* **Your instructions**
Transcribe the records exactly. Pictures do not belong in the transcription.

===== Provided records

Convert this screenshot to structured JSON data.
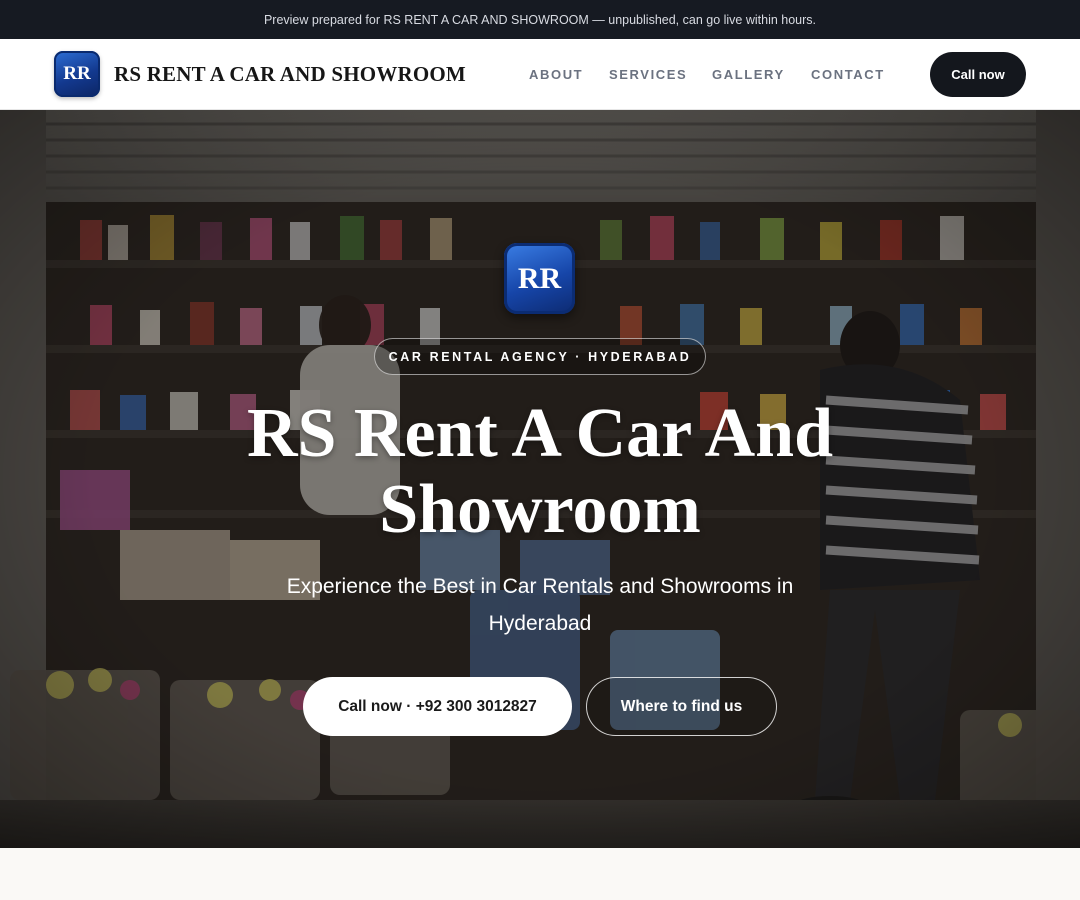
{
  "announcement": "Preview prepared for RS RENT A CAR AND SHOWROOM — unpublished, can go live within hours.",
  "header": {
    "logo_initials": "RR",
    "brand_name": "RS RENT A CAR AND SHOWROOM",
    "nav": [
      "ABOUT",
      "SERVICES",
      "GALLERY",
      "CONTACT"
    ],
    "cta_label": "Call now"
  },
  "hero": {
    "logo_initials": "RR",
    "eyebrow": "CAR RENTAL AGENCY · HYDERABAD",
    "title": "RS Rent A Car And Showroom",
    "subtitle": "Experience the Best in Car Rentals and Showrooms in Hyderabad",
    "primary_button": "Call now · +92 300 3012827",
    "secondary_button": "Where to find us",
    "background_image": "shop-storefront-photo"
  },
  "colors": {
    "topbar_bg": "#161a22",
    "cta_bg": "#14171d",
    "logo_blue": "#1645a8",
    "page_bg": "#faf9f6"
  }
}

==========

* **Solution**
Convert this screenshot to structured JSON data.
{
  "announcement": "Preview prepared for RS RENT A CAR AND SHOWROOM — unpublished, can go live within hours.",
  "header": {
    "logo_initials": "RR",
    "brand_name": "RS RENT A CAR AND SHOWROOM",
    "nav": [
      "ABOUT",
      "SERVICES",
      "GALLERY",
      "CONTACT"
    ],
    "cta_label": "Call now"
  },
  "hero": {
    "logo_initials": "RR",
    "eyebrow": "CAR RENTAL AGENCY · HYDERABAD",
    "title": "RS Rent A Car And Showroom",
    "subtitle": "Experience the Best in Car Rentals and Showrooms in Hyderabad",
    "primary_button": "Call now · +92 300 3012827",
    "secondary_button": "Where to find us",
    "background_image": "shop-storefront-photo"
  },
  "colors": {
    "topbar_bg": "#161a22",
    "cta_bg": "#14171d",
    "logo_blue": "#1645a8",
    "page_bg": "#faf9f6"
  }
}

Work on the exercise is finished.